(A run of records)
++++++++++
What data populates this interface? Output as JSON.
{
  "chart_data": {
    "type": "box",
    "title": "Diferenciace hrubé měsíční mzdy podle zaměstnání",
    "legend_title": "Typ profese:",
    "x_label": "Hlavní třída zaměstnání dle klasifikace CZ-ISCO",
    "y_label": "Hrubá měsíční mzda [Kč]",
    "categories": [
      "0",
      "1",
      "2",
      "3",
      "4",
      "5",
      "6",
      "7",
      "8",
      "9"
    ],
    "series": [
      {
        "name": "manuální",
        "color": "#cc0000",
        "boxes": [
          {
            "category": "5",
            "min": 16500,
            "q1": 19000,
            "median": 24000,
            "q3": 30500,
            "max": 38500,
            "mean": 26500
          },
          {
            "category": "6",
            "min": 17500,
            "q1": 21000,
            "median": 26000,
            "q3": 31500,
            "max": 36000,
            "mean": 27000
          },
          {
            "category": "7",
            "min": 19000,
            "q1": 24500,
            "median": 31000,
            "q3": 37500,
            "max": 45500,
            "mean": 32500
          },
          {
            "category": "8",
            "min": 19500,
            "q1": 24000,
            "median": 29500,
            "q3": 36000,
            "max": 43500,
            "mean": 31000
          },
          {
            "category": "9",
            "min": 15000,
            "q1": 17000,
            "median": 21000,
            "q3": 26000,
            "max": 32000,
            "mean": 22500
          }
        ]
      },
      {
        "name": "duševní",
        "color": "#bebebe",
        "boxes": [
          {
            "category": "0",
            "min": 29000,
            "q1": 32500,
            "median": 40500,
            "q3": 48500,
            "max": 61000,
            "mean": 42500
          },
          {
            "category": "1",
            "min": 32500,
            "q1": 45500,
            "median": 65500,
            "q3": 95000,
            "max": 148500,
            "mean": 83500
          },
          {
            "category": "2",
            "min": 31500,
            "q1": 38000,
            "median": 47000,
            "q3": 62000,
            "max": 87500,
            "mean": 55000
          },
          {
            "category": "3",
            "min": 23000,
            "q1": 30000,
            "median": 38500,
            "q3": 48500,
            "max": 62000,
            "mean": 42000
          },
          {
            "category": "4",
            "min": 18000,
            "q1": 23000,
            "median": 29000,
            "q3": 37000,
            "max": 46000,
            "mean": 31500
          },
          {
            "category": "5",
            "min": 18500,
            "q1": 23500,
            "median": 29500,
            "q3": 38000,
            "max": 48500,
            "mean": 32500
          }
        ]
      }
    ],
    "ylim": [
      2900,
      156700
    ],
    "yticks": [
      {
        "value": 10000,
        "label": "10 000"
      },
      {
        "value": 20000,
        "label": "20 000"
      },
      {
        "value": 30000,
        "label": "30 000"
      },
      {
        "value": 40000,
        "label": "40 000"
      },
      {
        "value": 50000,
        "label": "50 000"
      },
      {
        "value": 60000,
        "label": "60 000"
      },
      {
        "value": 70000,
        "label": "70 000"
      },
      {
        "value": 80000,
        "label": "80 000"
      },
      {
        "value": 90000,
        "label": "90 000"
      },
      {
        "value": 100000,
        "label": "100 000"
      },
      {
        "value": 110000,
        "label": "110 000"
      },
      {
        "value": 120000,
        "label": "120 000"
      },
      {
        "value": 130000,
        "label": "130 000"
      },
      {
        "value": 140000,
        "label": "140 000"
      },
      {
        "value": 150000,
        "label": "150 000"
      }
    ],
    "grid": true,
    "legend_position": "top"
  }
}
++++++++++
> _Set exercise_
Scan the material and collect every line that contains "median".

> _Solution to the exercise_
            "median": 24000,
            "median": 26000,
            "median": 31000,
            "median": 29500,
            "median": 21000,
            "median": 40500,
            "median": 65500,
            "median": 47000,
            "median": 38500,
            "median": 29000,
            "median": 29500,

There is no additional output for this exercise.